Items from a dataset

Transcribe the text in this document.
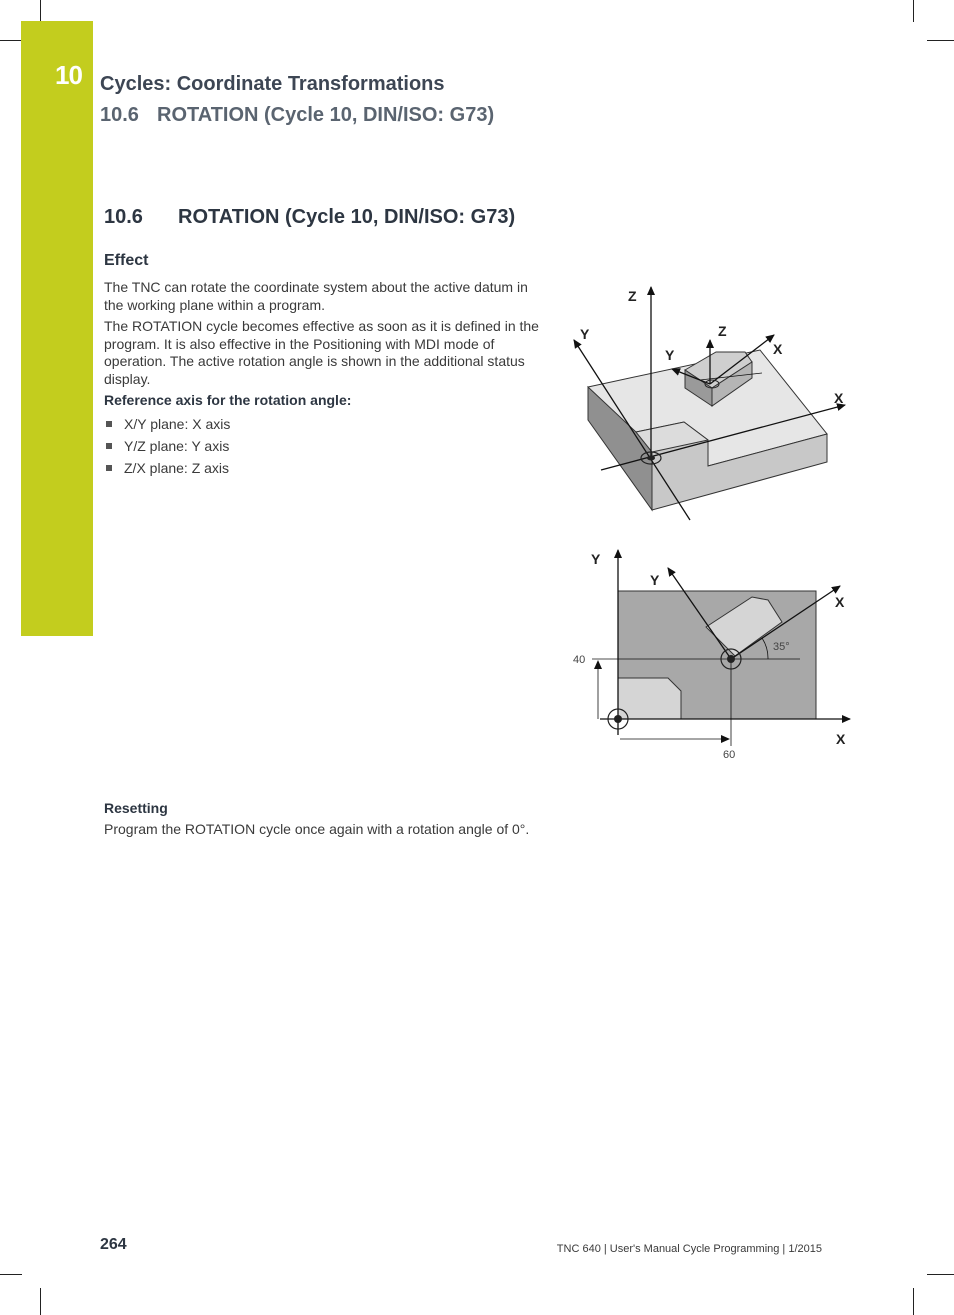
10 Cycles: Coordinate Transformations
10.6 ROTATION (Cycle 10, DIN/ISO: G73)
10.6 ROTATION (Cycle 10, DIN/ISO: G73)
Effect
The TNC can rotate the coordinate system about the active datum in the working plane within a program.
The ROTATION cycle becomes effective as soon as it is defined in the program. It is also effective in the Positioning with MDI mode of operation. The active rotation angle is shown in the additional status display.
Reference axis for the rotation angle:
X/Y plane: X axis
Y/Z plane: Y axis
Z/X plane: Z axis
Z
Y
X
Z
Y	X
Y
Y
X
X
40
60
35°
Resetting
Program the ROTATION cycle once again with a rotation angle of 0°.
264	TNC 640 | User's Manual Cycle Programming | 1/2015
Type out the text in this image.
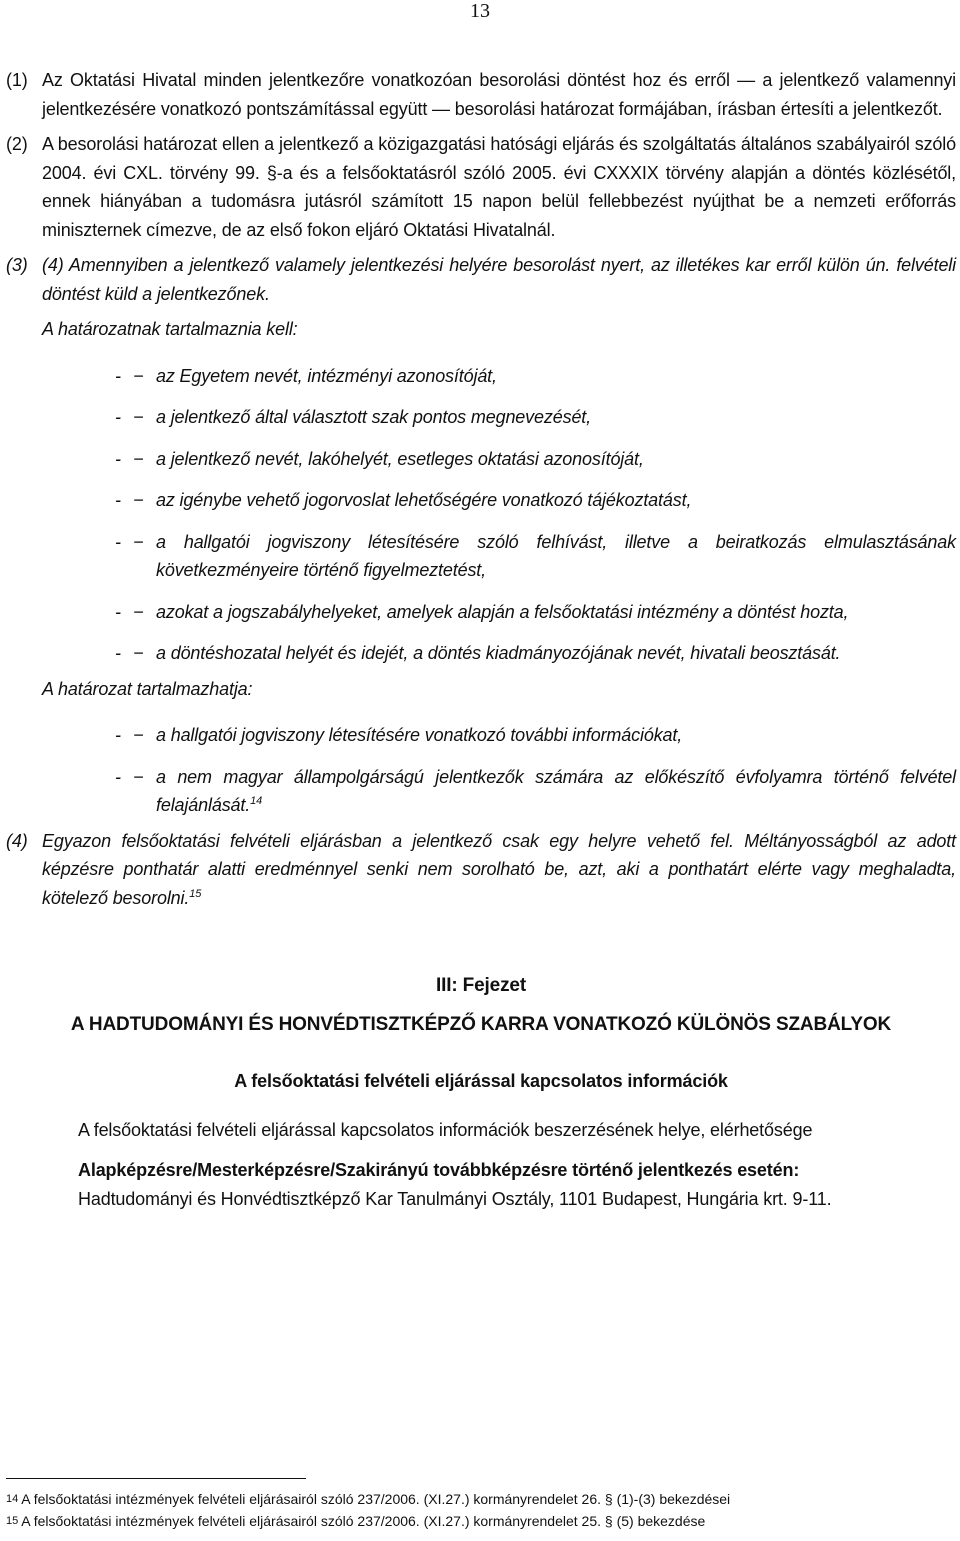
13
(1) Az Oktatási Hivatal minden jelentkezőre vonatkozóan besorolási döntést hoz és erről — a jelentkező valamennyi jelentkezésére vonatkozó pontszámítással együtt — besorolási határozat formájában, írásban értesíti a jelentkezőt.
(2) A besorolási határozat ellen a jelentkező a közigazgatási hatósági eljárás és szolgáltatás általános szabályairól szóló 2004. évi CXL. törvény 99. §-a és a felsőoktatásról szóló 2005. évi CXXXIX törvény alapján a döntés közlésétől, ennek hiányában a tudomásra jutásról számított 15 napon belül fellebbezést nyújthat be a nemzeti erőforrás miniszternek címezve, de az első fokon eljáró Oktatási Hivatalnál.
(3) (4) Amennyiben a jelentkező valamely jelentkezési helyére besorolást nyert, az illetékes kar erről külön ún. felvételi döntést küld a jelentkezőnek.
A határozatnak tartalmaznia kell:
- − az Egyetem nevét, intézményi azonosítóját,
- − a jelentkező által választott szak pontos megnevezését,
- − a jelentkező nevét, lakóhelyét, esetleges oktatási azonosítóját,
- − az igénybe vehető jogorvoslat lehetőségére vonatkozó tájékoztatást,
- − a hallgatói jogviszony létesítésére szóló felhívást, illetve a beiratkozás elmulasztásának következményeire történő figyelmeztetést,
- − azokat a jogszabályhelyeket, amelyek alapján a felsőoktatási intézmény a döntést hozta,
- − a döntéshozatal helyét és idejét, a döntés kiadmányozójának nevét, hivatali beosztását.
A határozat tartalmazhatja:
- − a hallgatói jogviszony létesítésére vonatkozó további információkat,
- − a nem magyar állampolgárságú jelentkezők számára az előkészítő évfolyamra történő felvétel felajánlását.$^{14}$
(4) Egyazon felsőoktatási felvételi eljárásban a jelentkező csak egy helyre vehető fel. Méltányosságból az adott képzésre ponthatár alatti eredménnyel senki nem sorolható be, azt, aki a ponthatárt elérte vagy meghaladta, kötelező besorolni.$^{15}$
III: Fejezet
A HADTUDOMÁNYI ÉS HONVÉDTISZTKÉPZŐ KARRA VONATKOZÓ KÜLÖNÖS SZABÁLYOK
A felsőoktatási felvételi eljárással kapcsolatos információk
A felsőoktatási felvételi eljárással kapcsolatos információk beszerzésének helye, elérhetősége
Alapképzésre/Mesterképzésre/Szakirányú továbbképzésre történő jelentkezés esetén:
Hadtudományi és Honvédtisztképző Kar Tanulmányi Osztály, 1101 Budapest, Hungária krt. 9-11.
$^{14}$ A felsőoktatási intézmények felvételi eljárásairól szóló 237/2006. (XI.27.) kormányrendelet 26. § (1)-(3) bekezdései
$^{15}$ A felsőoktatási intézmények felvételi eljárásairól szóló 237/2006. (XI.27.) kormányrendelet 25. § (5) bekezdése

Task details:
Search the preceding listing for the word "kapcsolatos" and pull out every line that holds it.

Answer in full:
A felsőoktatási felvételi eljárással kapcsolatos információk
A felsőoktatási felvételi eljárással kapcsolatos információk beszerzésének helye, elérhetősége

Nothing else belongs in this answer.